**Exercise details**
Recast every line of the material below as a Markdown table with the columns "Row" and "Line", numbering each row and omitting blank lines. Leave the pictures out.

**Task material**
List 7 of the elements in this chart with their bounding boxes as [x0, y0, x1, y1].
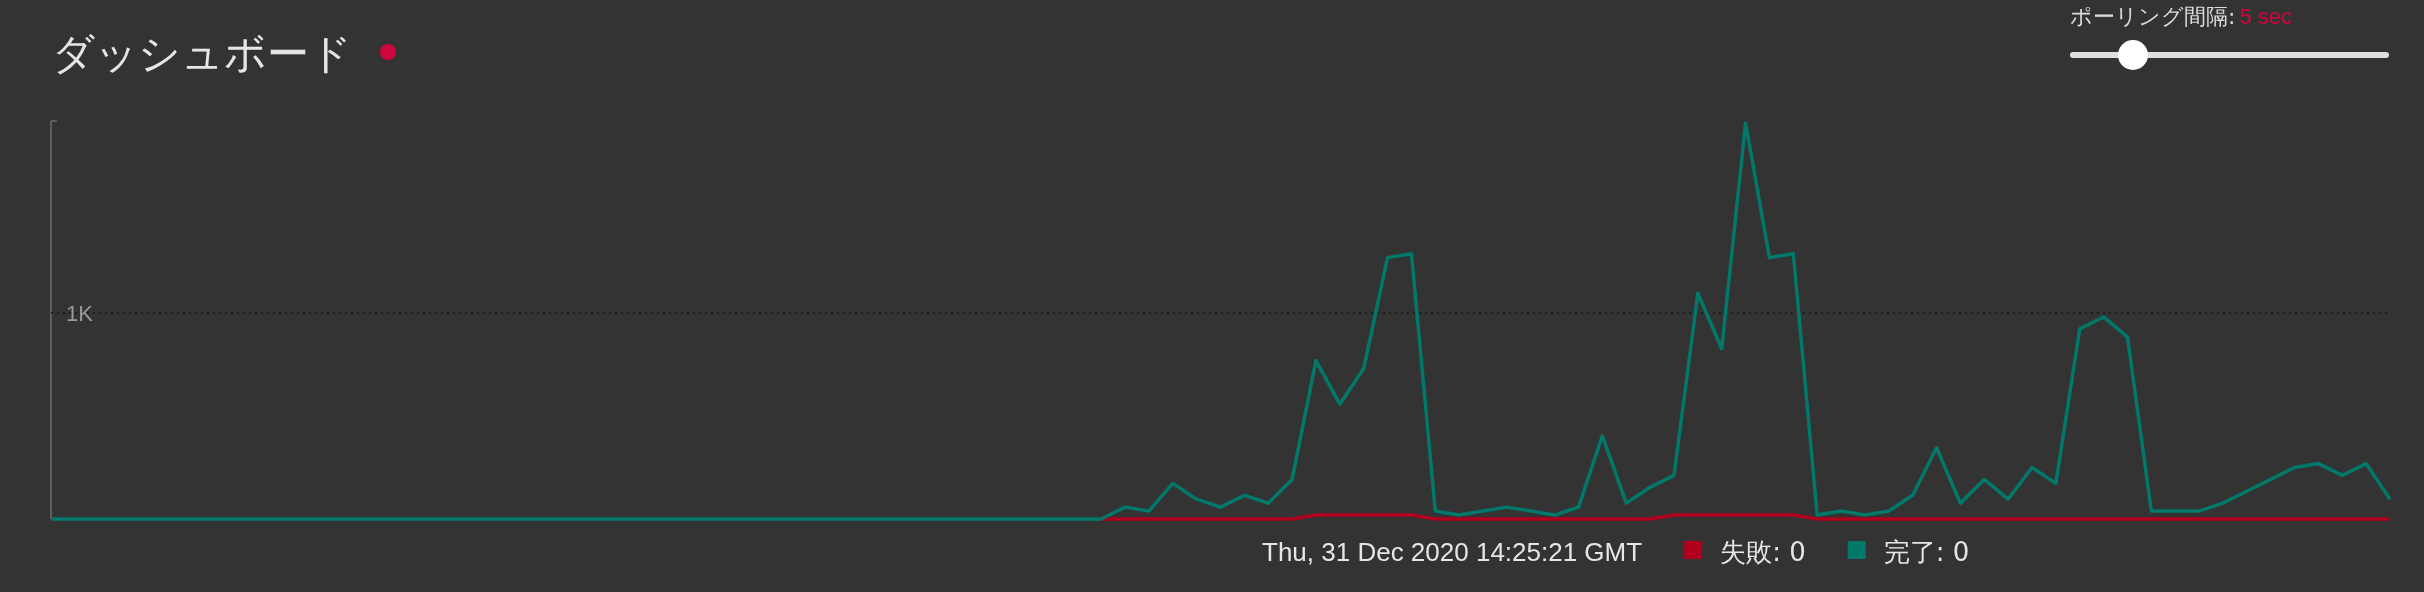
text: ポーリング間隔: [2070, 4, 2236, 29]
text: 5 sec [2239, 4, 2293, 29]
text: Thu, 31 Dec 2020 14:25:21 GMT [1262, 537, 1643, 567]
ref-line-label: 1K [66, 301, 94, 327]
chart-title: ダッシュボード [52, 29, 352, 78]
legend-label: 完了: 0 [1883, 537, 1970, 567]
legend-label: 失敗: 0 [1720, 537, 1806, 567]
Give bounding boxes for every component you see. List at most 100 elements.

**Response for this exercise**
| Row | Line |
|---|---|
| 1 | List 7 of the elements in this chart with their bounding boxes as [x0, y0, x1, y1]. |
| 2 | text: ポーリング間隔: [2070, 4, 2236, 29] |
| 3 | text: 5 sec [2239, 4, 2293, 29] |
| 4 | text: Thu, 31 Dec 2020 14:25:21 GMT [1262, 537, 1643, 567] |
| 5 | ref-line-label: 1K [66, 301, 94, 327] |
| 6 | chart-title: ダッシュボード [52, 29, 352, 78] |
| 7 | legend-label: 完了: 0 [1883, 537, 1970, 567] |
| 8 | legend-label: 失敗: 0 [1720, 537, 1806, 567] |
| 9 | Give bounding boxes for every component you see. List at most 100 elements. |